:: STATED PROBLEM ::
Select every line containing the word "راسیون" from the material, and copy those lines.
-------- GIVEN RECORDS --------
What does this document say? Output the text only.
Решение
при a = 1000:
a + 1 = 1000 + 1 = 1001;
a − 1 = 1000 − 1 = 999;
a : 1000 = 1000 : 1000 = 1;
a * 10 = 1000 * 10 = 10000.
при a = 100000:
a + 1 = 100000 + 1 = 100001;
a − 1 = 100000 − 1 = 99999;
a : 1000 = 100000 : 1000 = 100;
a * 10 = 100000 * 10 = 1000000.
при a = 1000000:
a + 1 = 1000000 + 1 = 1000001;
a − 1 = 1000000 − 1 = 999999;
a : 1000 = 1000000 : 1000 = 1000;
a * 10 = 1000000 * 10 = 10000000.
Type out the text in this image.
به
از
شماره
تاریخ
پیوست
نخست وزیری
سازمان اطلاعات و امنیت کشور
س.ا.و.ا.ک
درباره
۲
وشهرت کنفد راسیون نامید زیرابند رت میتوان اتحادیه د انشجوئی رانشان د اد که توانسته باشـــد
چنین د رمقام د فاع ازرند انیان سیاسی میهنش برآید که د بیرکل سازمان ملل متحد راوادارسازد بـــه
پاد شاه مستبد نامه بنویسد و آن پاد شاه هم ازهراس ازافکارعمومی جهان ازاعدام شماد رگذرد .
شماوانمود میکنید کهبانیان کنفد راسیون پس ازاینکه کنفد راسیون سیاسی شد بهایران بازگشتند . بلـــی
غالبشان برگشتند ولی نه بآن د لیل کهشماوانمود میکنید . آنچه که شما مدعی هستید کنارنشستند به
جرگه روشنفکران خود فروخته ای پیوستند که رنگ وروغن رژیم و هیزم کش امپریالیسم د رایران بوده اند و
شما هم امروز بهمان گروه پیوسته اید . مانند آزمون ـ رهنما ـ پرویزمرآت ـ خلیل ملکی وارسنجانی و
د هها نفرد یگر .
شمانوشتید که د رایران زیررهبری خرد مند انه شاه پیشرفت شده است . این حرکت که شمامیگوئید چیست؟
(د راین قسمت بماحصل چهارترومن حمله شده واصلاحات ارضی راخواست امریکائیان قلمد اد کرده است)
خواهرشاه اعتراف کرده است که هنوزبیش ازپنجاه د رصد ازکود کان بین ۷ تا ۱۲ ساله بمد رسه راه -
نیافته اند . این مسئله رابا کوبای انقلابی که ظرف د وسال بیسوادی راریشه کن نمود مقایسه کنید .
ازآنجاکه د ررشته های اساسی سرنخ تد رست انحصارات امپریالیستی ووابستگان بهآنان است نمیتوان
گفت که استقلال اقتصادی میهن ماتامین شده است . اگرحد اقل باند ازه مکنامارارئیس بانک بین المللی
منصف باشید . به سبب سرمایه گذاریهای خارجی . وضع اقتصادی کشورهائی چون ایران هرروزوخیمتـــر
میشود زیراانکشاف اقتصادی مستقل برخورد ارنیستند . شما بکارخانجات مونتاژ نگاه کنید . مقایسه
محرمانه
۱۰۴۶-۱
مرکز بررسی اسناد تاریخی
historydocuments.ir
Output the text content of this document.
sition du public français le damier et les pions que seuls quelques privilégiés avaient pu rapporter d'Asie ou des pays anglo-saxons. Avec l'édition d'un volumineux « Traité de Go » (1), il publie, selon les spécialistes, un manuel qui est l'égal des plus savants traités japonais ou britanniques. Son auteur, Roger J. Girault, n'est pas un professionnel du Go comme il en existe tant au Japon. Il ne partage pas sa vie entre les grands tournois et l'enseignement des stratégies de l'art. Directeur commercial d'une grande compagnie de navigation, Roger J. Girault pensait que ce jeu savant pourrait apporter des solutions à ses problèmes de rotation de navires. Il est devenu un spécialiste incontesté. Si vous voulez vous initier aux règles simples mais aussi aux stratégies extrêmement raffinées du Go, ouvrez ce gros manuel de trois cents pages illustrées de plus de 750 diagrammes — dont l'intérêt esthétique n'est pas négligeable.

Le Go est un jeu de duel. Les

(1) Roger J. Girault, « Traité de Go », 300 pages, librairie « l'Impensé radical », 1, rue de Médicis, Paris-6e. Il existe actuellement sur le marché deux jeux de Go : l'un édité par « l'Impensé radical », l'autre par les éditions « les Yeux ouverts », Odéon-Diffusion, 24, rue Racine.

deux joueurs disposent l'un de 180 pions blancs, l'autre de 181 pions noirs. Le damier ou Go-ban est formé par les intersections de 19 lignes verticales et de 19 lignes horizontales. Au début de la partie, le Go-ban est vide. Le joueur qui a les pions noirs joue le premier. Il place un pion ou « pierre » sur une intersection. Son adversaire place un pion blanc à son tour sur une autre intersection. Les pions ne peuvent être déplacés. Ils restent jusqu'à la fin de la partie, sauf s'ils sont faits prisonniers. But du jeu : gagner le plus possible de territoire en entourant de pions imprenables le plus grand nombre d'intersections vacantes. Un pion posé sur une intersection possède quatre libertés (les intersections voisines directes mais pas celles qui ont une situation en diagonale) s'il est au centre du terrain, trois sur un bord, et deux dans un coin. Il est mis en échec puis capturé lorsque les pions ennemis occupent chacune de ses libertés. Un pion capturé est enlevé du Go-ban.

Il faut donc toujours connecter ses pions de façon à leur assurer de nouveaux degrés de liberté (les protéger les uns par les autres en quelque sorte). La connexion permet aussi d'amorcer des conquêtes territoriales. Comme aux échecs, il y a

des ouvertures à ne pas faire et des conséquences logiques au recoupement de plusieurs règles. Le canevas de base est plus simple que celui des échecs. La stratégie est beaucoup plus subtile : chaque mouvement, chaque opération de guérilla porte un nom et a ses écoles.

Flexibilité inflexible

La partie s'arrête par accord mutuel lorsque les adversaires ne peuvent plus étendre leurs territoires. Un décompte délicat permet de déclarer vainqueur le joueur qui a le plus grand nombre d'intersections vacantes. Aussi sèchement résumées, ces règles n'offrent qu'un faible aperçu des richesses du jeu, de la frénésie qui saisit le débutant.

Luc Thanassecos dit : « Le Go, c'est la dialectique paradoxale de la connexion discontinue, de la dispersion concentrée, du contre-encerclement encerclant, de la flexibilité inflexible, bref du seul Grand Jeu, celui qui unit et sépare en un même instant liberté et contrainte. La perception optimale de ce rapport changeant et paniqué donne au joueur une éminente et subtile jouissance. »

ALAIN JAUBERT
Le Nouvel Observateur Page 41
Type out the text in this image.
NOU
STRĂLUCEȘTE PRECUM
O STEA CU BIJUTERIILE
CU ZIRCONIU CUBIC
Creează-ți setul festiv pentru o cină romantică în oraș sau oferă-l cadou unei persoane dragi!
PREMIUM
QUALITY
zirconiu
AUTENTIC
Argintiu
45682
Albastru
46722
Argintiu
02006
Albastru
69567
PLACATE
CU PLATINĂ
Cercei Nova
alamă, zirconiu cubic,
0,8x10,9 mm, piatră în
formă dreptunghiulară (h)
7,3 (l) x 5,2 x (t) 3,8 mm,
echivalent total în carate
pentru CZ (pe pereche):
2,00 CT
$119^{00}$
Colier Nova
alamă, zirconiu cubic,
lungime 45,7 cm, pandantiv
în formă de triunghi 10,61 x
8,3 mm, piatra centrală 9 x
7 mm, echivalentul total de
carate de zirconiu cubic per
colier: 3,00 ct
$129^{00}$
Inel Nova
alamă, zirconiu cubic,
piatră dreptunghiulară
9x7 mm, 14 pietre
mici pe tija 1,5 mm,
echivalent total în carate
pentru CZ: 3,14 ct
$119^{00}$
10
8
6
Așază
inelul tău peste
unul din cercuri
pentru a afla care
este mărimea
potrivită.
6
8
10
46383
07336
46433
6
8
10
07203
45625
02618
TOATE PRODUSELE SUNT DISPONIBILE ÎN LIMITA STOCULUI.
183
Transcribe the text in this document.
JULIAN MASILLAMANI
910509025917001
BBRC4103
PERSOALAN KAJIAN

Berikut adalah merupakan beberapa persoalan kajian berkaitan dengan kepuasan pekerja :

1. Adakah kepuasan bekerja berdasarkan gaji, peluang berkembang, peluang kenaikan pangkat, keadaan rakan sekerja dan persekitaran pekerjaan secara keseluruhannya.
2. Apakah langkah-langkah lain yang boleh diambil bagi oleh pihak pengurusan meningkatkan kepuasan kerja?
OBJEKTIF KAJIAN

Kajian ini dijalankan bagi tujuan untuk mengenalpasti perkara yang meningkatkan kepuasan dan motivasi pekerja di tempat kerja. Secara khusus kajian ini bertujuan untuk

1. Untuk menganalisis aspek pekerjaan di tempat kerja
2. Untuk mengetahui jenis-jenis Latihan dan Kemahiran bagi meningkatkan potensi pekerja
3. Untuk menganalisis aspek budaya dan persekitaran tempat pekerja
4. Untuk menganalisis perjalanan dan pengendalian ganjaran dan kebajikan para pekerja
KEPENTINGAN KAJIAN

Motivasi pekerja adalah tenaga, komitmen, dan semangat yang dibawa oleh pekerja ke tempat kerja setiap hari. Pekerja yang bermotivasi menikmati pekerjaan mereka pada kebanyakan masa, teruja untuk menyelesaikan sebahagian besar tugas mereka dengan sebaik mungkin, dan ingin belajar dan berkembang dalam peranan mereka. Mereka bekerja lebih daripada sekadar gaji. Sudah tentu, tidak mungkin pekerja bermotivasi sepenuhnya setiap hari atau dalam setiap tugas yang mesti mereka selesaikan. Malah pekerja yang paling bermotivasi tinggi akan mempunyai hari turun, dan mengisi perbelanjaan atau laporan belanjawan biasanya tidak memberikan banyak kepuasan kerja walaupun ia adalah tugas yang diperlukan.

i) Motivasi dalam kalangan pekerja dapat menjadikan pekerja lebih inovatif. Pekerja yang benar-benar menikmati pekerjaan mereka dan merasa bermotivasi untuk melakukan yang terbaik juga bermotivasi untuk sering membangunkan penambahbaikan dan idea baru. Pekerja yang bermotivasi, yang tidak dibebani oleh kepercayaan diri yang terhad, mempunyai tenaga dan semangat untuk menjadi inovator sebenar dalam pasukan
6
--------
:: OUTPUT BELOW ::
وشهرت کنفد راسیون نامید زیرابند رت میتوان اتحادیه د انشجوئی رانشان د اد که توانسته باشـــد
شماوانمود میکنید کهبانیان کنفد راسیون پس ازاینکه کنفد راسیون سیاسی شد بهایران بازگشتند . بلـــی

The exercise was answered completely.